- **Exercise requirements**: Output each line exactly as it appears, skipping any embedded picture.

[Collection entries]
"""

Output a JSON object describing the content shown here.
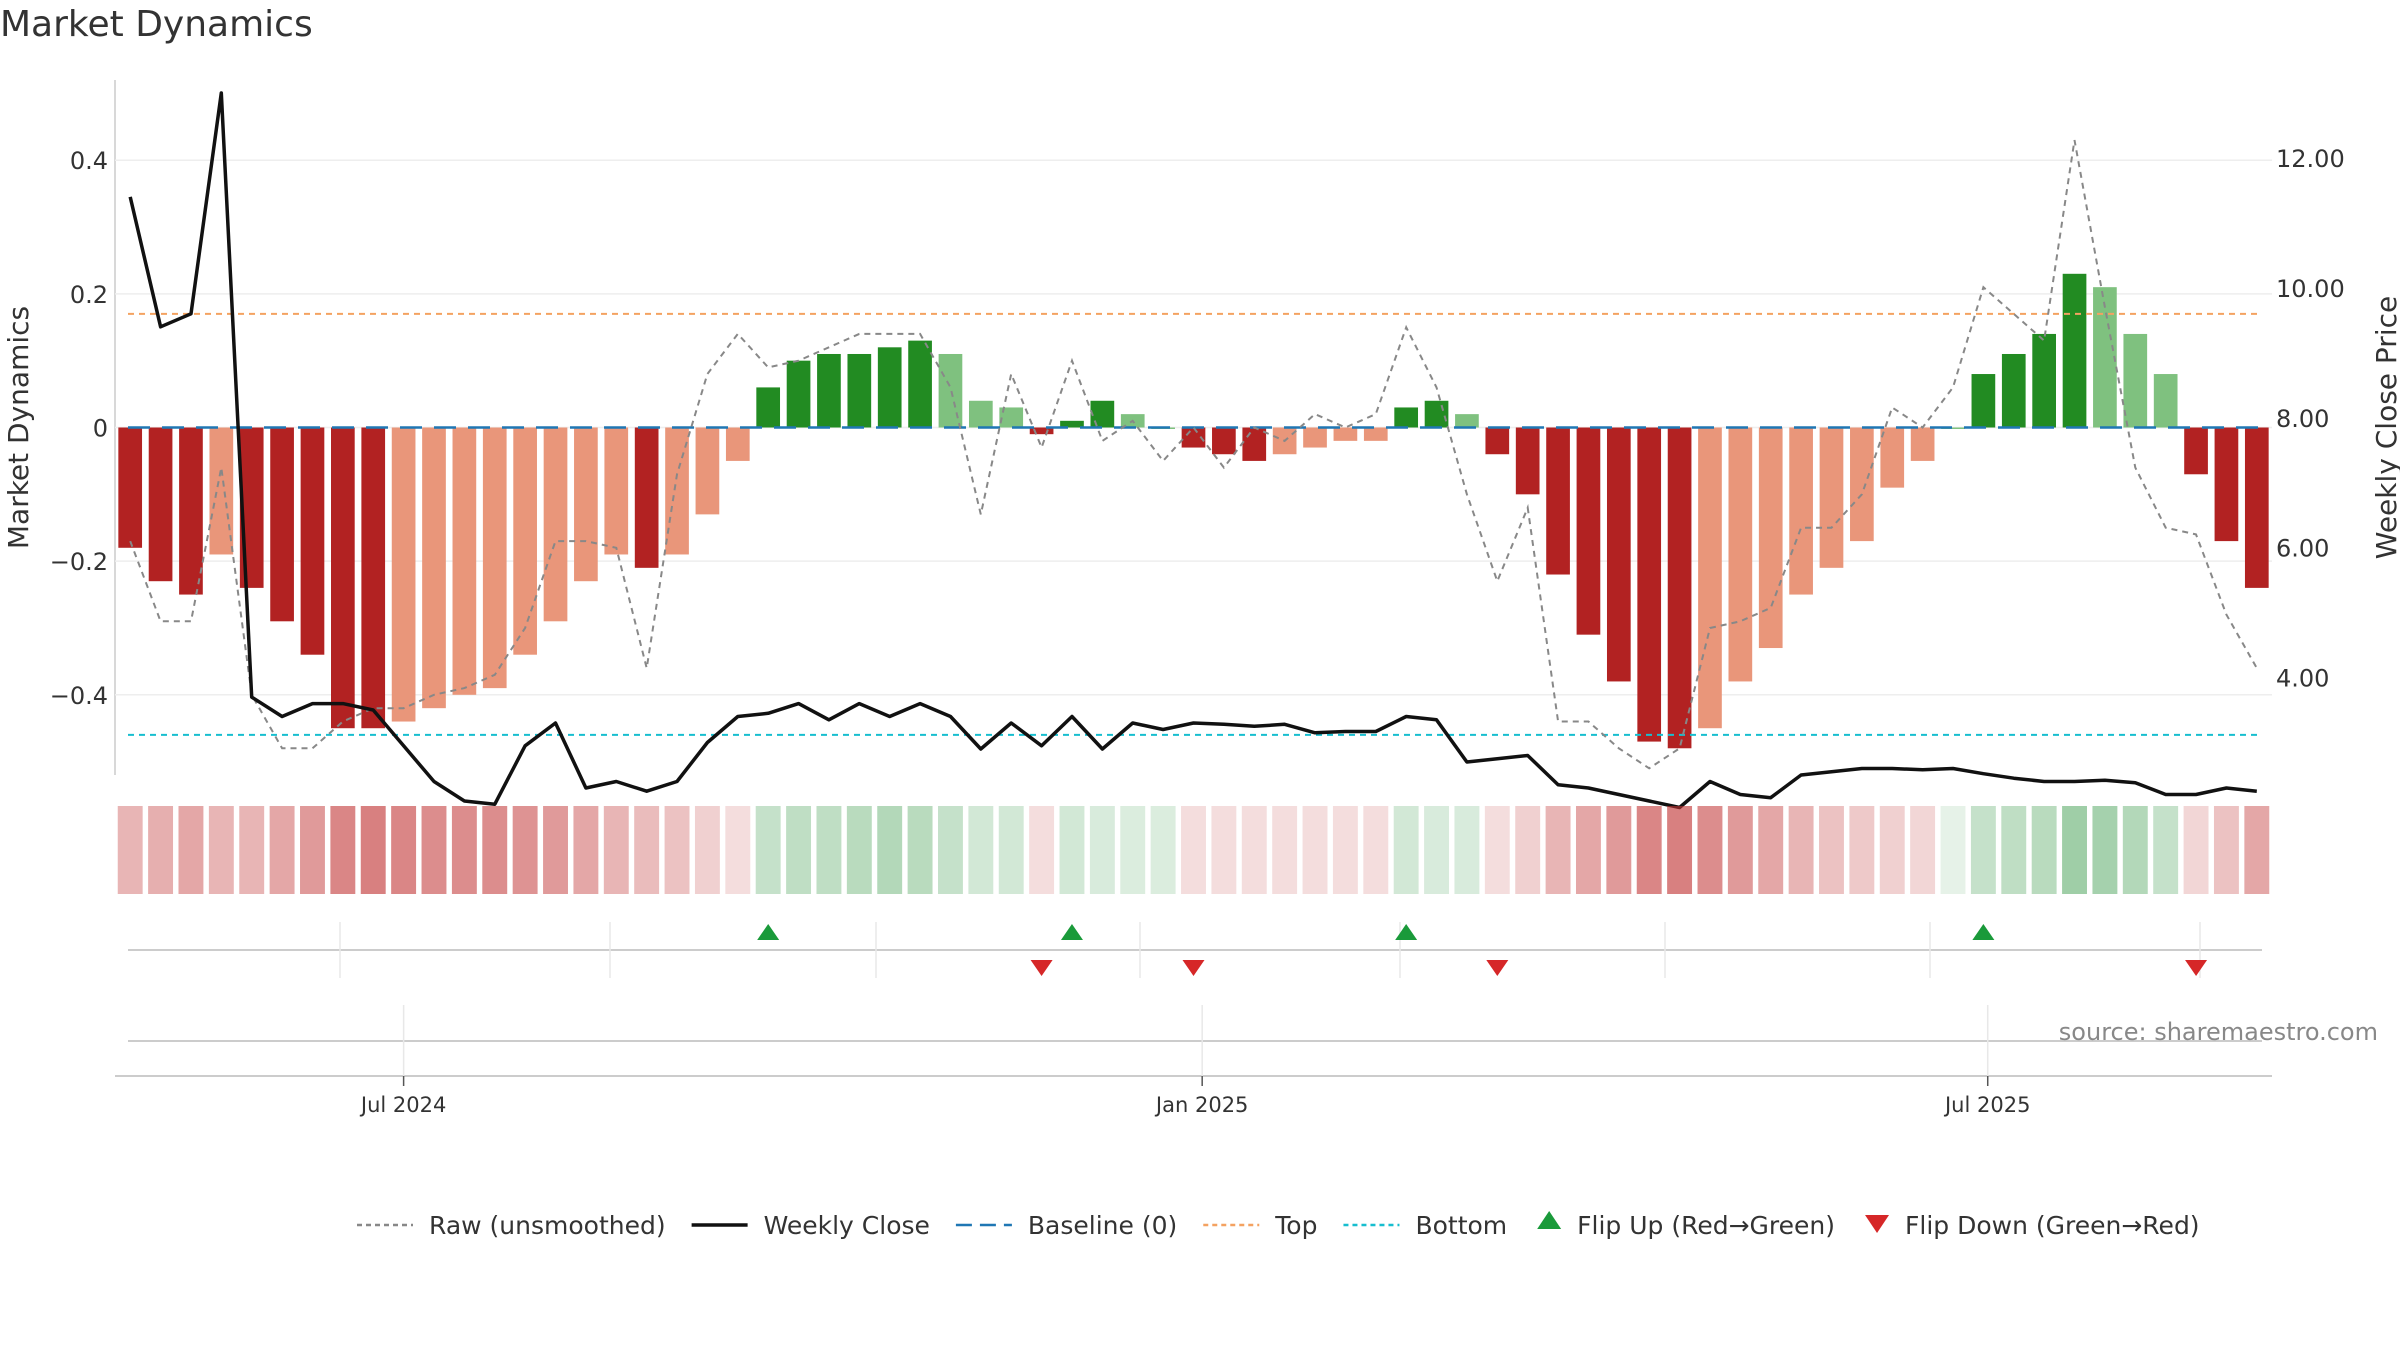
{
  "chart_data": {
    "type": "bar",
    "title": "Market Dynamics",
    "ylabel": "Market Dynamics",
    "y2label": "Weekly Close Price",
    "ylim": [
      -0.52,
      0.52
    ],
    "y2lim": [
      2.5,
      13.2
    ],
    "yticks": [
      0.4,
      0.2,
      0,
      -0.2,
      -0.4
    ],
    "ytick_labels": [
      "0.4",
      "0.2",
      "0",
      "−0.2",
      "−0.4"
    ],
    "y2ticks": [
      12,
      10,
      8,
      6,
      4
    ],
    "y2tick_labels": [
      "12.00",
      "10.00",
      "8.00",
      "6.00",
      "4.00"
    ],
    "xticks": [
      "2024-07-01",
      "2025-01-01",
      "2025-07-01"
    ],
    "xtick_labels": [
      "Jul 2024",
      "Jan 2025",
      "Jul 2025"
    ],
    "x_start": "2024-04-29",
    "top_line": 0.17,
    "bottom_line": -0.46,
    "source": "source: sharemaestro.com",
    "legend": [
      {
        "label": "Raw (unsmoothed)",
        "kind": "dotted",
        "color": "#888888"
      },
      {
        "label": "Weekly Close",
        "kind": "solid",
        "color": "#111111"
      },
      {
        "label": "Baseline (0)",
        "kind": "dashed",
        "color": "#1f77b4"
      },
      {
        "label": "Top",
        "kind": "dotted",
        "color": "#f4a261"
      },
      {
        "label": "Bottom",
        "kind": "dotted",
        "color": "#17becf"
      },
      {
        "label": "Flip Up (Red→Green)",
        "kind": "up",
        "color": "#1a9a3a"
      },
      {
        "label": "Flip Down (Green→Red)",
        "kind": "down",
        "color": "#d62728"
      }
    ],
    "colors": {
      "strong_red": "#b22222",
      "weak_red": "#e9967a",
      "strong_green": "#228b22",
      "weak_green": "#7fc17f",
      "baseline": "#1f77b4",
      "top": "#f4a261",
      "bottom": "#17becf"
    },
    "bars": [
      -0.18,
      -0.23,
      -0.25,
      -0.19,
      -0.24,
      -0.29,
      -0.34,
      -0.45,
      -0.45,
      -0.44,
      -0.42,
      -0.4,
      -0.39,
      -0.34,
      -0.29,
      -0.23,
      -0.19,
      -0.21,
      -0.19,
      -0.13,
      -0.05,
      0.06,
      0.1,
      0.11,
      0.11,
      0.12,
      0.13,
      0.11,
      0.04,
      0.03,
      -0.01,
      0.01,
      0.04,
      0.02,
      0.0,
      -0.03,
      -0.04,
      -0.05,
      -0.04,
      -0.03,
      -0.02,
      -0.02,
      0.03,
      0.04,
      0.02,
      -0.04,
      -0.1,
      -0.22,
      -0.31,
      -0.38,
      -0.47,
      -0.48,
      -0.45,
      -0.38,
      -0.33,
      -0.25,
      -0.21,
      -0.17,
      -0.09,
      -0.05,
      0.0,
      0.08,
      0.11,
      0.14,
      0.23,
      0.21,
      0.14,
      0.08,
      -0.07,
      -0.17,
      -0.24
    ],
    "bar_strength": [
      "strong",
      "strong",
      "strong",
      "weak",
      "strong",
      "strong",
      "strong",
      "strong",
      "strong",
      "weak",
      "weak",
      "weak",
      "weak",
      "weak",
      "weak",
      "weak",
      "weak",
      "strong",
      "weak",
      "weak",
      "weak",
      "strong",
      "strong",
      "strong",
      "strong",
      "strong",
      "strong",
      "weak",
      "weak",
      "weak",
      "strong",
      "strong",
      "strong",
      "weak",
      "weak",
      "strong",
      "strong",
      "strong",
      "weak",
      "weak",
      "weak",
      "weak",
      "strong",
      "strong",
      "weak",
      "strong",
      "strong",
      "strong",
      "strong",
      "strong",
      "strong",
      "strong",
      "weak",
      "weak",
      "weak",
      "weak",
      "weak",
      "weak",
      "weak",
      "weak",
      "weak",
      "strong",
      "strong",
      "strong",
      "strong",
      "weak",
      "weak",
      "weak",
      "strong",
      "strong",
      "strong"
    ],
    "raw": [
      -0.17,
      -0.29,
      -0.29,
      -0.06,
      -0.4,
      -0.48,
      -0.48,
      -0.44,
      -0.42,
      -0.42,
      -0.4,
      -0.39,
      -0.37,
      -0.3,
      -0.17,
      -0.17,
      -0.18,
      -0.36,
      -0.07,
      0.08,
      0.14,
      0.09,
      0.1,
      0.12,
      0.14,
      0.14,
      0.14,
      0.06,
      -0.13,
      0.08,
      -0.03,
      0.1,
      -0.02,
      0.01,
      -0.05,
      0.0,
      -0.06,
      0.0,
      -0.02,
      0.02,
      0.0,
      0.02,
      0.15,
      0.06,
      -0.1,
      -0.23,
      -0.12,
      -0.44,
      -0.44,
      -0.48,
      -0.51,
      -0.48,
      -0.3,
      -0.29,
      -0.27,
      -0.15,
      -0.15,
      -0.1,
      0.03,
      0.0,
      0.06,
      0.21,
      0.17,
      0.13,
      0.43,
      0.18,
      -0.06,
      -0.15,
      -0.16,
      -0.28,
      -0.36
    ],
    "close": [
      11.4,
      9.4,
      9.6,
      13.0,
      3.7,
      3.4,
      3.6,
      3.6,
      3.5,
      2.95,
      2.4,
      2.1,
      2.05,
      2.95,
      3.3,
      2.3,
      2.4,
      2.25,
      2.4,
      3.0,
      3.4,
      3.45,
      3.6,
      3.35,
      3.6,
      3.4,
      3.6,
      3.4,
      2.9,
      3.3,
      2.95,
      3.4,
      2.9,
      3.3,
      3.2,
      3.3,
      3.28,
      3.25,
      3.28,
      3.15,
      3.17,
      3.17,
      3.4,
      3.35,
      2.7,
      2.75,
      2.8,
      2.35,
      2.3,
      2.2,
      2.1,
      2.0,
      2.4,
      2.2,
      2.15,
      2.5,
      2.55,
      2.6,
      2.6,
      2.58,
      2.6,
      2.52,
      2.45,
      2.4,
      2.4,
      2.42,
      2.38,
      2.2,
      2.2,
      2.3,
      2.25
    ],
    "flips_up": [
      21,
      31,
      42,
      61
    ],
    "flips_down": [
      30,
      35,
      45,
      68
    ],
    "heat_intensity": [
      0.55,
      0.6,
      0.65,
      0.55,
      0.55,
      0.65,
      0.75,
      0.9,
      0.95,
      0.9,
      0.85,
      0.85,
      0.85,
      0.8,
      0.75,
      0.65,
      0.55,
      0.5,
      0.45,
      0.35,
      0.25,
      0.45,
      0.5,
      0.5,
      0.55,
      0.6,
      0.55,
      0.45,
      0.35,
      0.35,
      0.25,
      0.35,
      0.3,
      0.28,
      0.28,
      0.25,
      0.25,
      0.25,
      0.25,
      0.25,
      0.25,
      0.25,
      0.35,
      0.3,
      0.3,
      0.25,
      0.35,
      0.55,
      0.65,
      0.75,
      0.9,
      0.95,
      0.85,
      0.75,
      0.65,
      0.55,
      0.45,
      0.4,
      0.35,
      0.3,
      0.2,
      0.45,
      0.5,
      0.55,
      0.75,
      0.7,
      0.6,
      0.45,
      0.3,
      0.45,
      0.65
    ]
  }
}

"""

- **Exercise answer**:
Output a JSON object describing the content shown here.
{
  "chart_data": {
    "type": "bar",
    "title": "Market Dynamics",
    "ylabel": "Market Dynamics",
    "y2label": "Weekly Close Price",
    "ylim": [
      -0.52,
      0.52
    ],
    "y2lim": [
      2.5,
      13.2
    ],
    "yticks": [
      0.4,
      0.2,
      0,
      -0.2,
      -0.4
    ],
    "ytick_labels": [
      "0.4",
      "0.2",
      "0",
      "−0.2",
      "−0.4"
    ],
    "y2ticks": [
      12,
      10,
      8,
      6,
      4
    ],
    "y2tick_labels": [
      "12.00",
      "10.00",
      "8.00",
      "6.00",
      "4.00"
    ],
    "xticks": [
      "2024-07-01",
      "2025-01-01",
      "2025-07-01"
    ],
    "xtick_labels": [
      "Jul 2024",
      "Jan 2025",
      "Jul 2025"
    ],
    "x_start": "2024-04-29",
    "top_line": 0.17,
    "bottom_line": -0.46,
    "source": "source: sharemaestro.com",
    "legend": [
      {
        "label": "Raw (unsmoothed)",
        "kind": "dotted",
        "color": "#888888"
      },
      {
        "label": "Weekly Close",
        "kind": "solid",
        "color": "#111111"
      },
      {
        "label": "Baseline (0)",
        "kind": "dashed",
        "color": "#1f77b4"
      },
      {
        "label": "Top",
        "kind": "dotted",
        "color": "#f4a261"
      },
      {
        "label": "Bottom",
        "kind": "dotted",
        "color": "#17becf"
      },
      {
        "label": "Flip Up (Red→Green)",
        "kind": "up",
        "color": "#1a9a3a"
      },
      {
        "label": "Flip Down (Green→Red)",
        "kind": "down",
        "color": "#d62728"
      }
    ],
    "colors": {
      "strong_red": "#b22222",
      "weak_red": "#e9967a",
      "strong_green": "#228b22",
      "weak_green": "#7fc17f",
      "baseline": "#1f77b4",
      "top": "#f4a261",
      "bottom": "#17becf"
    },
    "bars": [
      -0.18,
      -0.23,
      -0.25,
      -0.19,
      -0.24,
      -0.29,
      -0.34,
      -0.45,
      -0.45,
      -0.44,
      -0.42,
      -0.4,
      -0.39,
      -0.34,
      -0.29,
      -0.23,
      -0.19,
      -0.21,
      -0.19,
      -0.13,
      -0.05,
      0.06,
      0.1,
      0.11,
      0.11,
      0.12,
      0.13,
      0.11,
      0.04,
      0.03,
      -0.01,
      0.01,
      0.04,
      0.02,
      0.0,
      -0.03,
      -0.04,
      -0.05,
      -0.04,
      -0.03,
      -0.02,
      -0.02,
      0.03,
      0.04,
      0.02,
      -0.04,
      -0.1,
      -0.22,
      -0.31,
      -0.38,
      -0.47,
      -0.48,
      -0.45,
      -0.38,
      -0.33,
      -0.25,
      -0.21,
      -0.17,
      -0.09,
      -0.05,
      0.0,
      0.08,
      0.11,
      0.14,
      0.23,
      0.21,
      0.14,
      0.08,
      -0.07,
      -0.17,
      -0.24
    ],
    "bar_strength": [
      "strong",
      "strong",
      "strong",
      "weak",
      "strong",
      "strong",
      "strong",
      "strong",
      "strong",
      "weak",
      "weak",
      "weak",
      "weak",
      "weak",
      "weak",
      "weak",
      "weak",
      "strong",
      "weak",
      "weak",
      "weak",
      "strong",
      "strong",
      "strong",
      "strong",
      "strong",
      "strong",
      "weak",
      "weak",
      "weak",
      "strong",
      "strong",
      "strong",
      "weak",
      "weak",
      "strong",
      "strong",
      "strong",
      "weak",
      "weak",
      "weak",
      "weak",
      "strong",
      "strong",
      "weak",
      "strong",
      "strong",
      "strong",
      "strong",
      "strong",
      "strong",
      "strong",
      "weak",
      "weak",
      "weak",
      "weak",
      "weak",
      "weak",
      "weak",
      "weak",
      "weak",
      "strong",
      "strong",
      "strong",
      "strong",
      "weak",
      "weak",
      "weak",
      "strong",
      "strong",
      "strong"
    ],
    "raw": [
      -0.17,
      -0.29,
      -0.29,
      -0.06,
      -0.4,
      -0.48,
      -0.48,
      -0.44,
      -0.42,
      -0.42,
      -0.4,
      -0.39,
      -0.37,
      -0.3,
      -0.17,
      -0.17,
      -0.18,
      -0.36,
      -0.07,
      0.08,
      0.14,
      0.09,
      0.1,
      0.12,
      0.14,
      0.14,
      0.14,
      0.06,
      -0.13,
      0.08,
      -0.03,
      0.1,
      -0.02,
      0.01,
      -0.05,
      0.0,
      -0.06,
      0.0,
      -0.02,
      0.02,
      0.0,
      0.02,
      0.15,
      0.06,
      -0.1,
      -0.23,
      -0.12,
      -0.44,
      -0.44,
      -0.48,
      -0.51,
      -0.48,
      -0.3,
      -0.29,
      -0.27,
      -0.15,
      -0.15,
      -0.1,
      0.03,
      0.0,
      0.06,
      0.21,
      0.17,
      0.13,
      0.43,
      0.18,
      -0.06,
      -0.15,
      -0.16,
      -0.28,
      -0.36
    ],
    "close": [
      11.4,
      9.4,
      9.6,
      13.0,
      3.7,
      3.4,
      3.6,
      3.6,
      3.5,
      2.95,
      2.4,
      2.1,
      2.05,
      2.95,
      3.3,
      2.3,
      2.4,
      2.25,
      2.4,
      3.0,
      3.4,
      3.45,
      3.6,
      3.35,
      3.6,
      3.4,
      3.6,
      3.4,
      2.9,
      3.3,
      2.95,
      3.4,
      2.9,
      3.3,
      3.2,
      3.3,
      3.28,
      3.25,
      3.28,
      3.15,
      3.17,
      3.17,
      3.4,
      3.35,
      2.7,
      2.75,
      2.8,
      2.35,
      2.3,
      2.2,
      2.1,
      2.0,
      2.4,
      2.2,
      2.15,
      2.5,
      2.55,
      2.6,
      2.6,
      2.58,
      2.6,
      2.52,
      2.45,
      2.4,
      2.4,
      2.42,
      2.38,
      2.2,
      2.2,
      2.3,
      2.25
    ],
    "flips_up": [
      21,
      31,
      42,
      61
    ],
    "flips_down": [
      30,
      35,
      45,
      68
    ],
    "heat_intensity": [
      0.55,
      0.6,
      0.65,
      0.55,
      0.55,
      0.65,
      0.75,
      0.9,
      0.95,
      0.9,
      0.85,
      0.85,
      0.85,
      0.8,
      0.75,
      0.65,
      0.55,
      0.5,
      0.45,
      0.35,
      0.25,
      0.45,
      0.5,
      0.5,
      0.55,
      0.6,
      0.55,
      0.45,
      0.35,
      0.35,
      0.25,
      0.35,
      0.3,
      0.28,
      0.28,
      0.25,
      0.25,
      0.25,
      0.25,
      0.25,
      0.25,
      0.25,
      0.35,
      0.3,
      0.3,
      0.25,
      0.35,
      0.55,
      0.65,
      0.75,
      0.9,
      0.95,
      0.85,
      0.75,
      0.65,
      0.55,
      0.45,
      0.4,
      0.35,
      0.3,
      0.2,
      0.45,
      0.5,
      0.55,
      0.75,
      0.7,
      0.6,
      0.45,
      0.3,
      0.45,
      0.65
    ]
  }
}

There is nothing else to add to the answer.